* Task brief: Output each entry verbatim and exclude every picture from it.

[Data excerpts]
----------------------------------------
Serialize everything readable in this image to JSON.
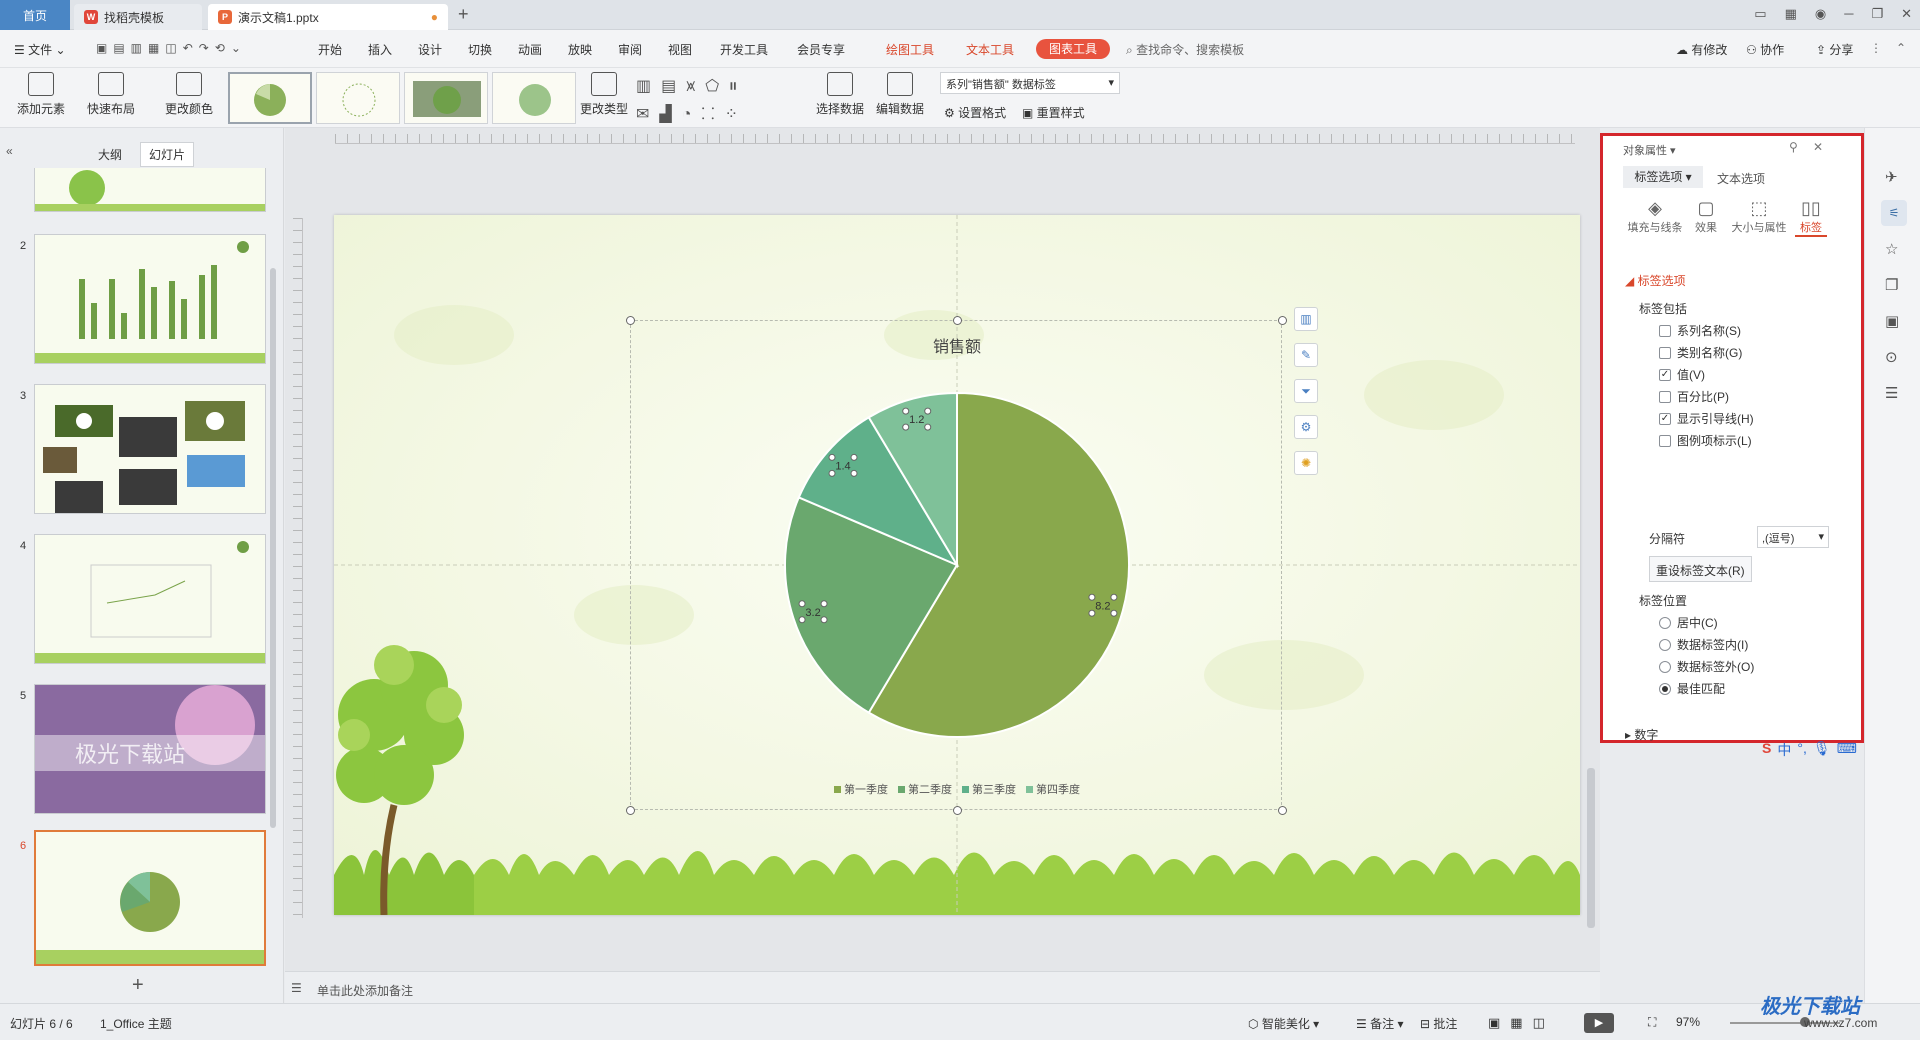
{
  "tabs": {
    "home": "首页",
    "templates": "找稻壳模板",
    "doc": "演示文稿1.pptx",
    "new": "+"
  },
  "menu": {
    "file": "文件",
    "items": [
      "开始",
      "插入",
      "设计",
      "切换",
      "动画",
      "放映",
      "审阅",
      "视图",
      "开发工具",
      "会员专享"
    ],
    "drawing_tools": "绘图工具",
    "text_tools": "文本工具",
    "chart_tools": "图表工具",
    "search": "查找命令、搜索模板",
    "modified": "有修改",
    "collab": "协作",
    "share": "分享"
  },
  "ribbon": {
    "add_element": "添加元素",
    "quick_layout": "快速布局",
    "change_color": "更改颜色",
    "change_type": "更改类型",
    "select_data": "选择数据",
    "edit_data": "编辑数据",
    "series_select": "系列\"销售额\" 数据标签",
    "set_format": "设置格式",
    "reset_style": "重置样式"
  },
  "left": {
    "outline": "大纲",
    "slides": "幻灯片",
    "numbers": [
      "2",
      "3",
      "4",
      "5",
      "6"
    ],
    "slide5_text": "极光下载站",
    "add": "+"
  },
  "slide": {
    "chart_title": "销售额"
  },
  "chart_data": {
    "type": "pie",
    "title": "销售额",
    "categories": [
      "第一季度",
      "第二季度",
      "第三季度",
      "第四季度"
    ],
    "values": [
      8.2,
      3.2,
      1.4,
      1.2
    ],
    "labels": [
      "8.2",
      "3.2",
      "1.4",
      "1.2"
    ],
    "colors": [
      "#89a84c",
      "#6aa86e",
      "#5fb08a",
      "#7fc199"
    ],
    "legend": "bottom"
  },
  "notes": {
    "placeholder": "单击此处添加备注"
  },
  "panel": {
    "title": "对象属性",
    "tab_label": "标签选项",
    "tab_text": "文本选项",
    "sub_fill": "填充与线条",
    "sub_effect": "效果",
    "sub_size": "大小与属性",
    "sub_label": "标签",
    "section": "标签选项",
    "includes": "标签包括",
    "checks": [
      {
        "label": "系列名称(S)",
        "checked": false
      },
      {
        "label": "类别名称(G)",
        "checked": false
      },
      {
        "label": "值(V)",
        "checked": true
      },
      {
        "label": "百分比(P)",
        "checked": false
      },
      {
        "label": "显示引导线(H)",
        "checked": true
      },
      {
        "label": "图例项标示(L)",
        "checked": false
      }
    ],
    "separator_label": "分隔符",
    "separator_value": ",(逗号)",
    "reset_button": "重设标签文本(R)",
    "position_label": "标签位置",
    "positions": [
      {
        "label": "居中(C)",
        "selected": false
      },
      {
        "label": "数据标签内(I)",
        "selected": false
      },
      {
        "label": "数据标签外(O)",
        "selected": false
      },
      {
        "label": "最佳匹配",
        "selected": true
      }
    ],
    "number": "数字"
  },
  "status": {
    "slide_count": "幻灯片 6 / 6",
    "theme": "1_Office 主题",
    "beautify": "智能美化",
    "notes": "备注",
    "comments": "批注",
    "zoom": "97%"
  },
  "watermark": "极光下载站",
  "watermark_url": "www.xz7.com"
}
----------------------------------------
* Expected answer:
Serialize everything readable in this image to JSON.
{
  "tabs": {
    "home": "首页",
    "templates": "找稻壳模板",
    "doc": "演示文稿1.pptx",
    "new": "+"
  },
  "menu": {
    "file": "文件",
    "items": [
      "开始",
      "插入",
      "设计",
      "切换",
      "动画",
      "放映",
      "审阅",
      "视图",
      "开发工具",
      "会员专享"
    ],
    "drawing_tools": "绘图工具",
    "text_tools": "文本工具",
    "chart_tools": "图表工具",
    "search": "查找命令、搜索模板",
    "modified": "有修改",
    "collab": "协作",
    "share": "分享"
  },
  "ribbon": {
    "add_element": "添加元素",
    "quick_layout": "快速布局",
    "change_color": "更改颜色",
    "change_type": "更改类型",
    "select_data": "选择数据",
    "edit_data": "编辑数据",
    "series_select": "系列\"销售额\" 数据标签",
    "set_format": "设置格式",
    "reset_style": "重置样式"
  },
  "left": {
    "outline": "大纲",
    "slides": "幻灯片",
    "numbers": [
      "2",
      "3",
      "4",
      "5",
      "6"
    ],
    "slide5_text": "极光下载站",
    "add": "+"
  },
  "slide": {
    "chart_title": "销售额"
  },
  "chart_data": {
    "type": "pie",
    "title": "销售额",
    "categories": [
      "第一季度",
      "第二季度",
      "第三季度",
      "第四季度"
    ],
    "values": [
      8.2,
      3.2,
      1.4,
      1.2
    ],
    "labels": [
      "8.2",
      "3.2",
      "1.4",
      "1.2"
    ],
    "colors": [
      "#89a84c",
      "#6aa86e",
      "#5fb08a",
      "#7fc199"
    ],
    "legend": "bottom"
  },
  "notes": {
    "placeholder": "单击此处添加备注"
  },
  "panel": {
    "title": "对象属性",
    "tab_label": "标签选项",
    "tab_text": "文本选项",
    "sub_fill": "填充与线条",
    "sub_effect": "效果",
    "sub_size": "大小与属性",
    "sub_label": "标签",
    "section": "标签选项",
    "includes": "标签包括",
    "checks": [
      {
        "label": "系列名称(S)",
        "checked": false
      },
      {
        "label": "类别名称(G)",
        "checked": false
      },
      {
        "label": "值(V)",
        "checked": true
      },
      {
        "label": "百分比(P)",
        "checked": false
      },
      {
        "label": "显示引导线(H)",
        "checked": true
      },
      {
        "label": "图例项标示(L)",
        "checked": false
      }
    ],
    "separator_label": "分隔符",
    "separator_value": ",(逗号)",
    "reset_button": "重设标签文本(R)",
    "position_label": "标签位置",
    "positions": [
      {
        "label": "居中(C)",
        "selected": false
      },
      {
        "label": "数据标签内(I)",
        "selected": false
      },
      {
        "label": "数据标签外(O)",
        "selected": false
      },
      {
        "label": "最佳匹配",
        "selected": true
      }
    ],
    "number": "数字"
  },
  "status": {
    "slide_count": "幻灯片 6 / 6",
    "theme": "1_Office 主题",
    "beautify": "智能美化",
    "notes": "备注",
    "comments": "批注",
    "zoom": "97%"
  },
  "watermark": "极光下载站",
  "watermark_url": "www.xz7.com"
}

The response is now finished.